What you are asked to do:
Write the entries out again exactly as they stand, but without the pictures.

Provided data:
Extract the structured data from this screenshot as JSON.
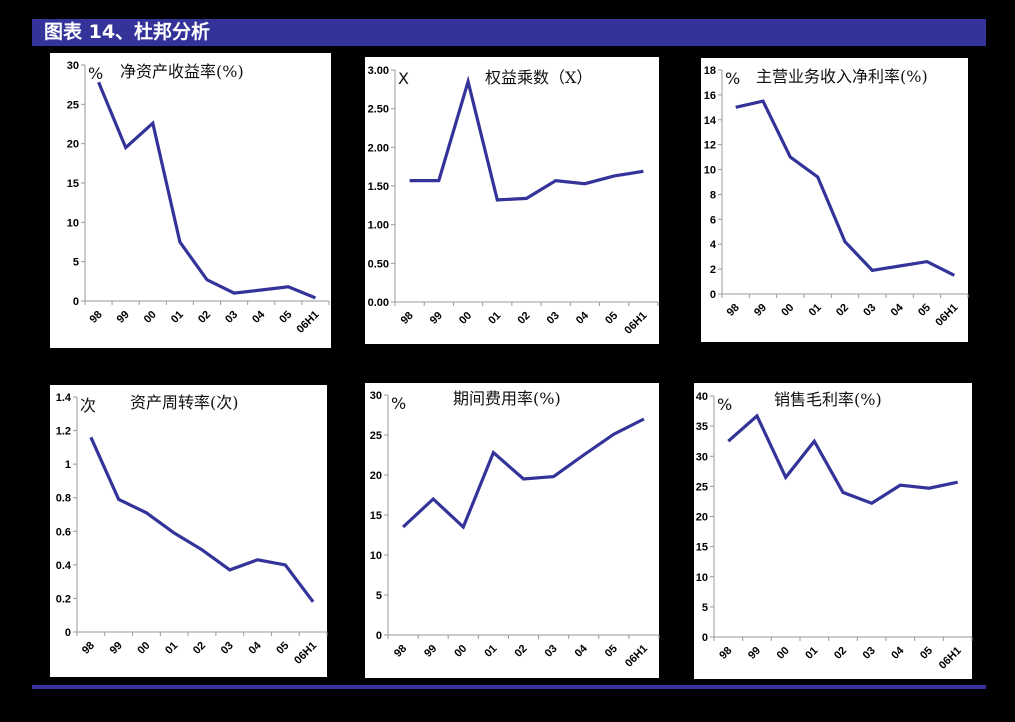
{
  "header": {
    "title": "图表 14、杜邦分析"
  },
  "colors": {
    "accent": "#333399",
    "line": "#333399",
    "axis": "#999999",
    "background": "#000000",
    "panel": "#ffffff"
  },
  "chart_data": [
    {
      "id": "roe",
      "type": "line",
      "title": "净资产收益率(%)",
      "unit": "%",
      "categories": [
        "98",
        "99",
        "00",
        "01",
        "02",
        "03",
        "04",
        "05",
        "06H1"
      ],
      "values": [
        27.8,
        19.5,
        22.6,
        7.5,
        2.7,
        1.0,
        1.4,
        1.8,
        0.4
      ],
      "yticks": [
        "0",
        "5",
        "10",
        "15",
        "20",
        "25",
        "30"
      ],
      "ylim": [
        0,
        30
      ],
      "xlabel": "",
      "ylabel": "%",
      "grid": false,
      "legend": "none"
    },
    {
      "id": "equity-multiplier",
      "type": "line",
      "title": "权益乘数（X）",
      "unit": "X",
      "categories": [
        "98",
        "99",
        "00",
        "01",
        "02",
        "03",
        "04",
        "05",
        "06H1"
      ],
      "values": [
        1.57,
        1.57,
        2.85,
        1.32,
        1.34,
        1.57,
        1.53,
        1.63,
        1.69
      ],
      "yticks": [
        "0.00",
        "0.50",
        "1.00",
        "1.50",
        "2.00",
        "2.50",
        "3.00"
      ],
      "ylim": [
        0,
        3
      ],
      "xlabel": "",
      "ylabel": "X",
      "grid": false,
      "legend": "none"
    },
    {
      "id": "net-profit-margin",
      "type": "line",
      "title": "主营业务收入净利率(%)",
      "unit": "%",
      "categories": [
        "98",
        "99",
        "00",
        "01",
        "02",
        "03",
        "04",
        "05",
        "06H1"
      ],
      "values": [
        15.0,
        15.5,
        11.0,
        9.4,
        4.2,
        1.9,
        2.25,
        2.6,
        1.5
      ],
      "yticks": [
        "0",
        "2",
        "4",
        "6",
        "8",
        "10",
        "12",
        "14",
        "16",
        "18"
      ],
      "ylim": [
        0,
        18
      ],
      "xlabel": "",
      "ylabel": "%",
      "grid": false,
      "legend": "none"
    },
    {
      "id": "asset-turnover",
      "type": "line",
      "title": "资产周转率(次)",
      "unit": "次",
      "categories": [
        "98",
        "99",
        "00",
        "01",
        "02",
        "03",
        "04",
        "05",
        "06H1"
      ],
      "values": [
        1.16,
        0.79,
        0.71,
        0.59,
        0.49,
        0.37,
        0.43,
        0.4,
        0.18
      ],
      "yticks": [
        "0",
        "0.2",
        "0.4",
        "0.6",
        "0.8",
        "1",
        "1.2",
        "1.4"
      ],
      "ylim": [
        0,
        1.4
      ],
      "xlabel": "",
      "ylabel": "次",
      "grid": false,
      "legend": "none"
    },
    {
      "id": "expense-ratio",
      "type": "line",
      "title": "期间费用率(%)",
      "unit": "%",
      "categories": [
        "98",
        "99",
        "00",
        "01",
        "02",
        "03",
        "04",
        "05",
        "06H1"
      ],
      "values": [
        13.5,
        17.0,
        13.5,
        22.8,
        19.5,
        19.8,
        22.5,
        25.1,
        27.0
      ],
      "yticks": [
        "0",
        "5",
        "10",
        "15",
        "20",
        "25",
        "30"
      ],
      "ylim": [
        0,
        30
      ],
      "xlabel": "",
      "ylabel": "%",
      "grid": false,
      "legend": "none"
    },
    {
      "id": "gross-margin",
      "type": "line",
      "title": "销售毛利率(%)",
      "unit": "%",
      "categories": [
        "98",
        "99",
        "00",
        "01",
        "02",
        "03",
        "04",
        "05",
        "06H1"
      ],
      "values": [
        32.5,
        36.7,
        26.5,
        32.5,
        24.0,
        22.2,
        25.2,
        24.7,
        25.7
      ],
      "yticks": [
        "0",
        "5",
        "10",
        "15",
        "20",
        "25",
        "30",
        "35",
        "40"
      ],
      "ylim": [
        0,
        40
      ],
      "xlabel": "",
      "ylabel": "%",
      "grid": false,
      "legend": "none"
    }
  ]
}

Result:
Extract the structured data from this screenshot as JSON.
{
  "header": {
    "title": "图表 14、杜邦分析"
  },
  "colors": {
    "accent": "#333399",
    "line": "#333399",
    "axis": "#999999",
    "background": "#000000",
    "panel": "#ffffff"
  },
  "chart_data": [
    {
      "id": "roe",
      "type": "line",
      "title": "净资产收益率(%)",
      "unit": "%",
      "categories": [
        "98",
        "99",
        "00",
        "01",
        "02",
        "03",
        "04",
        "05",
        "06H1"
      ],
      "values": [
        27.8,
        19.5,
        22.6,
        7.5,
        2.7,
        1.0,
        1.4,
        1.8,
        0.4
      ],
      "yticks": [
        "0",
        "5",
        "10",
        "15",
        "20",
        "25",
        "30"
      ],
      "ylim": [
        0,
        30
      ],
      "xlabel": "",
      "ylabel": "%",
      "grid": false,
      "legend": "none"
    },
    {
      "id": "equity-multiplier",
      "type": "line",
      "title": "权益乘数（X）",
      "unit": "X",
      "categories": [
        "98",
        "99",
        "00",
        "01",
        "02",
        "03",
        "04",
        "05",
        "06H1"
      ],
      "values": [
        1.57,
        1.57,
        2.85,
        1.32,
        1.34,
        1.57,
        1.53,
        1.63,
        1.69
      ],
      "yticks": [
        "0.00",
        "0.50",
        "1.00",
        "1.50",
        "2.00",
        "2.50",
        "3.00"
      ],
      "ylim": [
        0,
        3
      ],
      "xlabel": "",
      "ylabel": "X",
      "grid": false,
      "legend": "none"
    },
    {
      "id": "net-profit-margin",
      "type": "line",
      "title": "主营业务收入净利率(%)",
      "unit": "%",
      "categories": [
        "98",
        "99",
        "00",
        "01",
        "02",
        "03",
        "04",
        "05",
        "06H1"
      ],
      "values": [
        15.0,
        15.5,
        11.0,
        9.4,
        4.2,
        1.9,
        2.25,
        2.6,
        1.5
      ],
      "yticks": [
        "0",
        "2",
        "4",
        "6",
        "8",
        "10",
        "12",
        "14",
        "16",
        "18"
      ],
      "ylim": [
        0,
        18
      ],
      "xlabel": "",
      "ylabel": "%",
      "grid": false,
      "legend": "none"
    },
    {
      "id": "asset-turnover",
      "type": "line",
      "title": "资产周转率(次)",
      "unit": "次",
      "categories": [
        "98",
        "99",
        "00",
        "01",
        "02",
        "03",
        "04",
        "05",
        "06H1"
      ],
      "values": [
        1.16,
        0.79,
        0.71,
        0.59,
        0.49,
        0.37,
        0.43,
        0.4,
        0.18
      ],
      "yticks": [
        "0",
        "0.2",
        "0.4",
        "0.6",
        "0.8",
        "1",
        "1.2",
        "1.4"
      ],
      "ylim": [
        0,
        1.4
      ],
      "xlabel": "",
      "ylabel": "次",
      "grid": false,
      "legend": "none"
    },
    {
      "id": "expense-ratio",
      "type": "line",
      "title": "期间费用率(%)",
      "unit": "%",
      "categories": [
        "98",
        "99",
        "00",
        "01",
        "02",
        "03",
        "04",
        "05",
        "06H1"
      ],
      "values": [
        13.5,
        17.0,
        13.5,
        22.8,
        19.5,
        19.8,
        22.5,
        25.1,
        27.0
      ],
      "yticks": [
        "0",
        "5",
        "10",
        "15",
        "20",
        "25",
        "30"
      ],
      "ylim": [
        0,
        30
      ],
      "xlabel": "",
      "ylabel": "%",
      "grid": false,
      "legend": "none"
    },
    {
      "id": "gross-margin",
      "type": "line",
      "title": "销售毛利率(%)",
      "unit": "%",
      "categories": [
        "98",
        "99",
        "00",
        "01",
        "02",
        "03",
        "04",
        "05",
        "06H1"
      ],
      "values": [
        32.5,
        36.7,
        26.5,
        32.5,
        24.0,
        22.2,
        25.2,
        24.7,
        25.7
      ],
      "yticks": [
        "0",
        "5",
        "10",
        "15",
        "20",
        "25",
        "30",
        "35",
        "40"
      ],
      "ylim": [
        0,
        40
      ],
      "xlabel": "",
      "ylabel": "%",
      "grid": false,
      "legend": "none"
    }
  ]
}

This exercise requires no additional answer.